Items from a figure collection
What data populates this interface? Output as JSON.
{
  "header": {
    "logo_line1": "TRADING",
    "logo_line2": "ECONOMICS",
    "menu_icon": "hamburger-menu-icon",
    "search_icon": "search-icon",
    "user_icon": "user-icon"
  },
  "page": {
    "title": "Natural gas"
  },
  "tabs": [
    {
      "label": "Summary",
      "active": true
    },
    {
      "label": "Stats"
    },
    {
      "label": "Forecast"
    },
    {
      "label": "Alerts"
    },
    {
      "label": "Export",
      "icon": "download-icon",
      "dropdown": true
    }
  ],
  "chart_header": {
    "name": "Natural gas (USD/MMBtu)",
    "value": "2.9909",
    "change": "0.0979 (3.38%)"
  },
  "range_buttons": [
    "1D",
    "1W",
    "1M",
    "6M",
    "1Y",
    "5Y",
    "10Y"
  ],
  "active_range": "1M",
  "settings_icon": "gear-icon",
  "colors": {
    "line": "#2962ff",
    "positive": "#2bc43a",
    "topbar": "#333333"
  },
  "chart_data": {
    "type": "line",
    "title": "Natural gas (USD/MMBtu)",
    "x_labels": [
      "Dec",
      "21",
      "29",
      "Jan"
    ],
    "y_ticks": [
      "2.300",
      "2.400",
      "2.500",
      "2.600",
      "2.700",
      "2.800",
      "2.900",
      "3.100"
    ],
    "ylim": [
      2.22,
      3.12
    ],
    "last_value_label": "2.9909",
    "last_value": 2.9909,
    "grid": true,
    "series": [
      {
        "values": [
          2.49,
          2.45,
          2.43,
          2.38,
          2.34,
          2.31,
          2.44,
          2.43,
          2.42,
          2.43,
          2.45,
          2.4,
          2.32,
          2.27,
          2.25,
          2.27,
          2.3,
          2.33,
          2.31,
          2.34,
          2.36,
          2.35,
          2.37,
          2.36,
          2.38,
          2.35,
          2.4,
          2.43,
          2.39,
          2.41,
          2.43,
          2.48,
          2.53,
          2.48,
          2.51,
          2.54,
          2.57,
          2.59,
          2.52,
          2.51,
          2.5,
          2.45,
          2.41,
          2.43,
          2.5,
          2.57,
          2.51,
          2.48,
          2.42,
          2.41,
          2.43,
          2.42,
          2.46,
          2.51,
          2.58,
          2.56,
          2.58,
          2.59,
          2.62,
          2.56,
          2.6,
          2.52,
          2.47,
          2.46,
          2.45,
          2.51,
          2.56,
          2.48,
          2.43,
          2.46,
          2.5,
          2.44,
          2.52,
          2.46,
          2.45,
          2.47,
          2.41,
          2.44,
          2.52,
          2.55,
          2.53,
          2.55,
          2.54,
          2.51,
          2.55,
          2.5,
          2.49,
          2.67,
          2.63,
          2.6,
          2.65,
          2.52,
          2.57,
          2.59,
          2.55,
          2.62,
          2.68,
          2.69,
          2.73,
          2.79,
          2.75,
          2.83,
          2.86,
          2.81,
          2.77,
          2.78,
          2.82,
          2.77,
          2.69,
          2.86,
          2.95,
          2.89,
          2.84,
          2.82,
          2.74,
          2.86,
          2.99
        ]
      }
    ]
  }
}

Exercise brief> Return the listing above in its exact form.

Result of the exercise>
What data populates this interface? Output as JSON.
{
  "header": {
    "logo_line1": "TRADING",
    "logo_line2": "ECONOMICS",
    "menu_icon": "hamburger-menu-icon",
    "search_icon": "search-icon",
    "user_icon": "user-icon"
  },
  "page": {
    "title": "Natural gas"
  },
  "tabs": [
    {
      "label": "Summary",
      "active": true
    },
    {
      "label": "Stats"
    },
    {
      "label": "Forecast"
    },
    {
      "label": "Alerts"
    },
    {
      "label": "Export",
      "icon": "download-icon",
      "dropdown": true
    }
  ],
  "chart_header": {
    "name": "Natural gas (USD/MMBtu)",
    "value": "2.9909",
    "change": "0.0979 (3.38%)"
  },
  "range_buttons": [
    "1D",
    "1W",
    "1M",
    "6M",
    "1Y",
    "5Y",
    "10Y"
  ],
  "active_range": "1M",
  "settings_icon": "gear-icon",
  "colors": {
    "line": "#2962ff",
    "positive": "#2bc43a",
    "topbar": "#333333"
  },
  "chart_data": {
    "type": "line",
    "title": "Natural gas (USD/MMBtu)",
    "x_labels": [
      "Dec",
      "21",
      "29",
      "Jan"
    ],
    "y_ticks": [
      "2.300",
      "2.400",
      "2.500",
      "2.600",
      "2.700",
      "2.800",
      "2.900",
      "3.100"
    ],
    "ylim": [
      2.22,
      3.12
    ],
    "last_value_label": "2.9909",
    "last_value": 2.9909,
    "grid": true,
    "series": [
      {
        "values": [
          2.49,
          2.45,
          2.43,
          2.38,
          2.34,
          2.31,
          2.44,
          2.43,
          2.42,
          2.43,
          2.45,
          2.4,
          2.32,
          2.27,
          2.25,
          2.27,
          2.3,
          2.33,
          2.31,
          2.34,
          2.36,
          2.35,
          2.37,
          2.36,
          2.38,
          2.35,
          2.4,
          2.43,
          2.39,
          2.41,
          2.43,
          2.48,
          2.53,
          2.48,
          2.51,
          2.54,
          2.57,
          2.59,
          2.52,
          2.51,
          2.5,
          2.45,
          2.41,
          2.43,
          2.5,
          2.57,
          2.51,
          2.48,
          2.42,
          2.41,
          2.43,
          2.42,
          2.46,
          2.51,
          2.58,
          2.56,
          2.58,
          2.59,
          2.62,
          2.56,
          2.6,
          2.52,
          2.47,
          2.46,
          2.45,
          2.51,
          2.56,
          2.48,
          2.43,
          2.46,
          2.5,
          2.44,
          2.52,
          2.46,
          2.45,
          2.47,
          2.41,
          2.44,
          2.52,
          2.55,
          2.53,
          2.55,
          2.54,
          2.51,
          2.55,
          2.5,
          2.49,
          2.67,
          2.63,
          2.6,
          2.65,
          2.52,
          2.57,
          2.59,
          2.55,
          2.62,
          2.68,
          2.69,
          2.73,
          2.79,
          2.75,
          2.83,
          2.86,
          2.81,
          2.77,
          2.78,
          2.82,
          2.77,
          2.69,
          2.86,
          2.95,
          2.89,
          2.84,
          2.82,
          2.74,
          2.86,
          2.99
        ]
      }
    ]
  }
}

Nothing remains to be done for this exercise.